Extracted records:
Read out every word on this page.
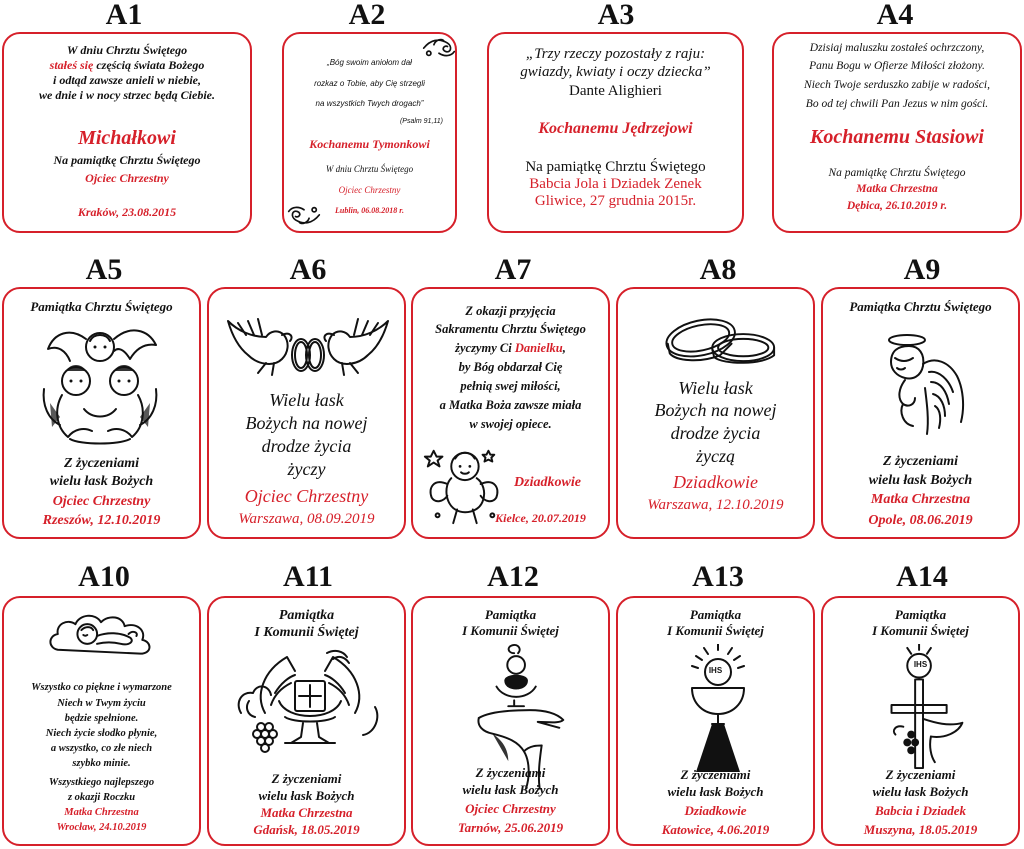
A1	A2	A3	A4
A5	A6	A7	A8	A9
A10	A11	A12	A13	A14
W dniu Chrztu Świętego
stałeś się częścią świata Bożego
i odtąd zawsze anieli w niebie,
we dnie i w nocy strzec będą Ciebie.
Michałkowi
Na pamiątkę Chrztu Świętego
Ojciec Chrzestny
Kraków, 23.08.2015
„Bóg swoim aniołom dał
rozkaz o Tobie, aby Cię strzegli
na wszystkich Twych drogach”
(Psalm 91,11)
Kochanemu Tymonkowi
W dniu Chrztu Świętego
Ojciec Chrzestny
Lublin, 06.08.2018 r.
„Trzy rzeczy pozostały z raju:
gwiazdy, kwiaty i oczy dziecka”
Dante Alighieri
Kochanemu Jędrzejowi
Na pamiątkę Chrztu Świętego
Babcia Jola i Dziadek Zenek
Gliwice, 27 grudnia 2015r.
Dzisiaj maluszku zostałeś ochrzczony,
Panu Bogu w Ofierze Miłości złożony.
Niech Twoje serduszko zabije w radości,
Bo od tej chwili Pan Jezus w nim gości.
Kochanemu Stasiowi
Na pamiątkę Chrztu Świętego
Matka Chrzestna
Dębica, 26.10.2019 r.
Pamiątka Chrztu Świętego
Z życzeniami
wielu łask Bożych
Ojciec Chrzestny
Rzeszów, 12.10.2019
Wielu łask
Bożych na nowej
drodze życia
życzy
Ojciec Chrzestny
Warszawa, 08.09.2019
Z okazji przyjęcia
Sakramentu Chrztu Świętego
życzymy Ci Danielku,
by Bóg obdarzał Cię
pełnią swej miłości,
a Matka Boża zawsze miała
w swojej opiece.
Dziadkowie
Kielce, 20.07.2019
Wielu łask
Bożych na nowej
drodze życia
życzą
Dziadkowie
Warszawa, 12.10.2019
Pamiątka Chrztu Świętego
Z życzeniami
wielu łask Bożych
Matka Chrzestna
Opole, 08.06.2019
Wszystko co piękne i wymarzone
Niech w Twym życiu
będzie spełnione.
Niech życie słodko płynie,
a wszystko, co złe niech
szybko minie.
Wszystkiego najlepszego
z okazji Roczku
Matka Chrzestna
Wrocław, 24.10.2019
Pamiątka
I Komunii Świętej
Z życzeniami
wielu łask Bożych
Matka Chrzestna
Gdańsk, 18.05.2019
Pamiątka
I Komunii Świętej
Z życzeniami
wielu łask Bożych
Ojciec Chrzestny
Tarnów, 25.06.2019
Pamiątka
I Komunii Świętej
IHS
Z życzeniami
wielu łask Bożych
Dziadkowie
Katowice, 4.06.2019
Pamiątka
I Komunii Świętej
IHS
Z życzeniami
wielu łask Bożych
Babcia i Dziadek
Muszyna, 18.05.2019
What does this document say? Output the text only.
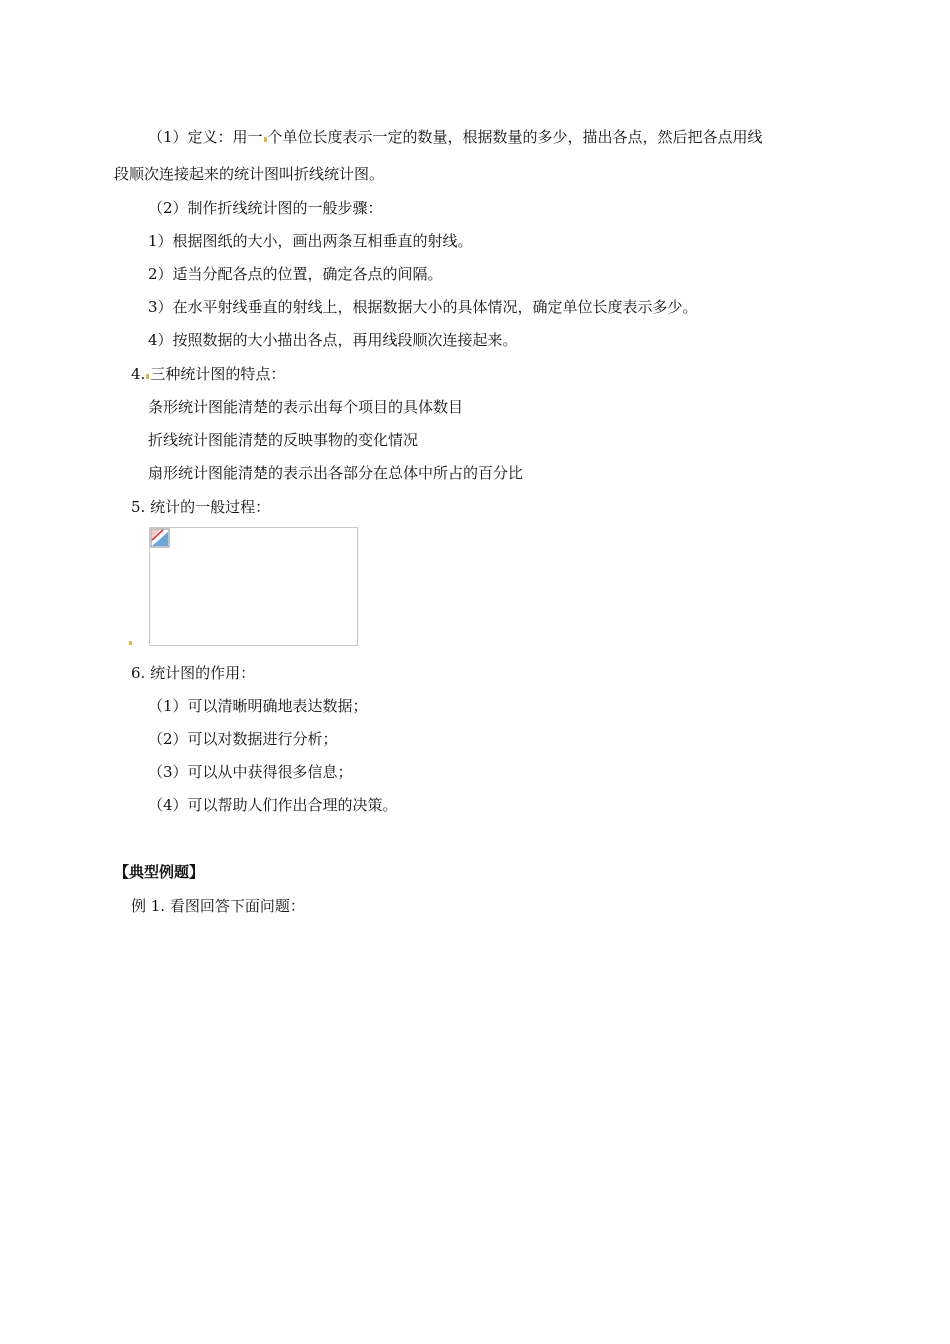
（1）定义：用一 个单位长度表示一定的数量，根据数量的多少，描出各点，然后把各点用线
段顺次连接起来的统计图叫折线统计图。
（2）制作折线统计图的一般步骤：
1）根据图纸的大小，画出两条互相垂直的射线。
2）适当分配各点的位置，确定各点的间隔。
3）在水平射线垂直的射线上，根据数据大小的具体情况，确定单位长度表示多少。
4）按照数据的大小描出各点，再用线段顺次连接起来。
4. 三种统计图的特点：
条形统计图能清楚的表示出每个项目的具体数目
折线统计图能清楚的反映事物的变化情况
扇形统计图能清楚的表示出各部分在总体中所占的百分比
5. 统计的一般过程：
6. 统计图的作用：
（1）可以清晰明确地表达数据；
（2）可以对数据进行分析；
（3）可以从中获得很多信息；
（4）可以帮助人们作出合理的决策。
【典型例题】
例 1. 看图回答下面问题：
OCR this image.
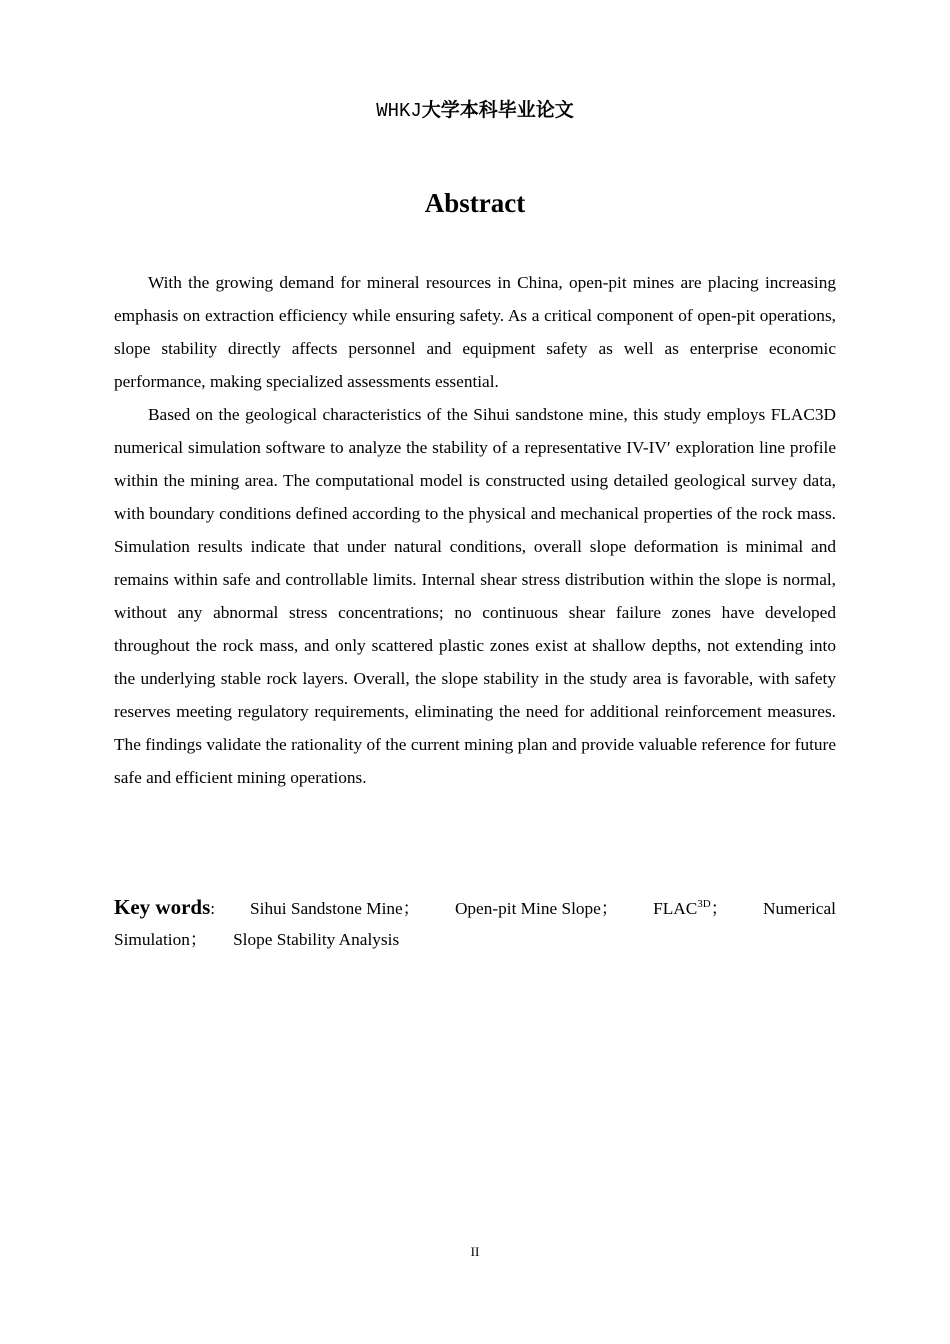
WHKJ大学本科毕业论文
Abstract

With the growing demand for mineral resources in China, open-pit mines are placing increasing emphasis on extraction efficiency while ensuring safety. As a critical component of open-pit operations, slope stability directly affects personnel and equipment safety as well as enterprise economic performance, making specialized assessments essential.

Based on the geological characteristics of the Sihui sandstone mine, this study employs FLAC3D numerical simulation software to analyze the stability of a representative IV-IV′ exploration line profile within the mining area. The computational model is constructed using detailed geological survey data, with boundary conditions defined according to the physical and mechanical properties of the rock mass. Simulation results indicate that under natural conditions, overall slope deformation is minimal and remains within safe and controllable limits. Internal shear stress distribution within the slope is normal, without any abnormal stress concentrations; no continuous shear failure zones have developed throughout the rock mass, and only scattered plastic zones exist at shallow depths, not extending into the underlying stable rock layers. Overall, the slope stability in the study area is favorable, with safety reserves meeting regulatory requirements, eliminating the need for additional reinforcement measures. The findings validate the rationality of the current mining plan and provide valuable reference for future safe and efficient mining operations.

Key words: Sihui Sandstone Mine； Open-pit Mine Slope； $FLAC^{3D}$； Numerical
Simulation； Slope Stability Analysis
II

Objective >> Make an exact copy of all entries above, dropping the images.

The completed task >>
Read out every word on this page.
A1	A2	A3	A4
A5	A6	A7	A8	A9
A10	A11	A12	A13	A14
W dniu Chrztu Świętego
stałeś się częścią świata Bożego
i odtąd zawsze anieli w niebie,
we dnie i w nocy strzec będą Ciebie.
Michałkowi
Na pamiątkę Chrztu Świętego
Ojciec Chrzestny
Kraków, 23.08.2015
„Bóg swoim aniołom dał
rozkaz o Tobie, aby Cię strzegli
na wszystkich Twych drogach”
(Psalm 91,11)
Kochanemu Tymonkowi
W dniu Chrztu Świętego
Ojciec Chrzestny
Lublin, 06.08.2018 r.
„Trzy rzeczy pozostały z raju:
gwiazdy, kwiaty i oczy dziecka”
Dante Alighieri
Kochanemu Jędrzejowi
Na pamiątkę Chrztu Świętego
Babcia Jola i Dziadek Zenek
Gliwice, 27 grudnia 2015r.
Dzisiaj maluszku zostałeś ochrzczony,
Panu Bogu w Ofierze Miłości złożony.
Niech Twoje serduszko zabije w radości,
Bo od tej chwili Pan Jezus w nim gości.
Kochanemu Stasiowi
Na pamiątkę Chrztu Świętego
Matka Chrzestna
Dębica, 26.10.2019 r.
Pamiątka Chrztu Świętego
Z życzeniami
wielu łask Bożych
Ojciec Chrzestny
Rzeszów, 12.10.2019
Wielu łask
Bożych na nowej
drodze życia
życzy
Ojciec Chrzestny
Warszawa, 08.09.2019
Z okazji przyjęcia
Sakramentu Chrztu Świętego
życzymy Ci Danielku,
by Bóg obdarzał Cię
pełnią swej miłości,
a Matka Boża zawsze miała
w swojej opiece.
Dziadkowie
Kielce, 20.07.2019
Wielu łask
Bożych na nowej
drodze życia
życzą
Dziadkowie
Warszawa, 12.10.2019
Pamiątka Chrztu Świętego
Z życzeniami
wielu łask Bożych
Matka Chrzestna
Opole, 08.06.2019
Wszystko co piękne i wymarzone
Niech w Twym życiu
będzie spełnione.
Niech życie słodko płynie,
a wszystko, co złe niech
szybko minie.
Wszystkiego najlepszego
z okazji Roczku
Matka Chrzestna
Wrocław, 24.10.2019
Pamiątka
I Komunii Świętej
Z życzeniami
wielu łask Bożych
Matka Chrzestna
Gdańsk, 18.05.2019
Pamiątka
I Komunii Świętej
Z życzeniami
wielu łask Bożych
Ojciec Chrzestny
Tarnów, 25.06.2019
Pamiątka
I Komunii Świętej
IHS
Z życzeniami
wielu łask Bożych
Dziadkowie
Katowice, 4.06.2019
Pamiątka
I Komunii Świętej
IHS
Z życzeniami
wielu łask Bożych
Babcia i Dziadek
Muszyna, 18.05.2019
What does this document say? Output the text only.
（1）定义：用一 个单位长度表示一定的数量，根据数量的多少，描出各点，然后把各点用线
段顺次连接起来的统计图叫折线统计图。
（2）制作折线统计图的一般步骤：
1）根据图纸的大小，画出两条互相垂直的射线。
2）适当分配各点的位置，确定各点的间隔。
3）在水平射线垂直的射线上，根据数据大小的具体情况，确定单位长度表示多少。
4）按照数据的大小描出各点，再用线段顺次连接起来。
4. 三种统计图的特点：
条形统计图能清楚的表示出每个项目的具体数目
折线统计图能清楚的反映事物的变化情况
扇形统计图能清楚的表示出各部分在总体中所占的百分比
5. 统计的一般过程：
6. 统计图的作用：
（1）可以清晰明确地表达数据；
（2）可以对数据进行分析；
（3）可以从中获得很多信息；
（4）可以帮助人们作出合理的决策。
【典型例题】
例 1. 看图回答下面问题：
OCR this image.
WHKJ大学本科毕业论文
Abstract

With the growing demand for mineral resources in China, open-pit mines are placing increasing emphasis on extraction efficiency while ensuring safety. As a critical component of open-pit operations, slope stability directly affects personnel and equipment safety as well as enterprise economic performance, making specialized assessments essential.

Based on the geological characteristics of the Sihui sandstone mine, this study employs FLAC3D numerical simulation software to analyze the stability of a representative IV-IV′ exploration line profile within the mining area. The computational model is constructed using detailed geological survey data, with boundary conditions defined according to the physical and mechanical properties of the rock mass. Simulation results indicate that under natural conditions, overall slope deformation is minimal and remains within safe and controllable limits. Internal shear stress distribution within the slope is normal, without any abnormal stress concentrations; no continuous shear failure zones have developed throughout the rock mass, and only scattered plastic zones exist at shallow depths, not extending into the underlying stable rock layers. Overall, the slope stability in the study area is favorable, with safety reserves meeting regulatory requirements, eliminating the need for additional reinforcement measures. The findings validate the rationality of the current mining plan and provide valuable reference for future safe and efficient mining operations.

Key words: Sihui Sandstone Mine； Open-pit Mine Slope； $FLAC^{3D}$； Numerical
Simulation； Slope Stability Analysis
II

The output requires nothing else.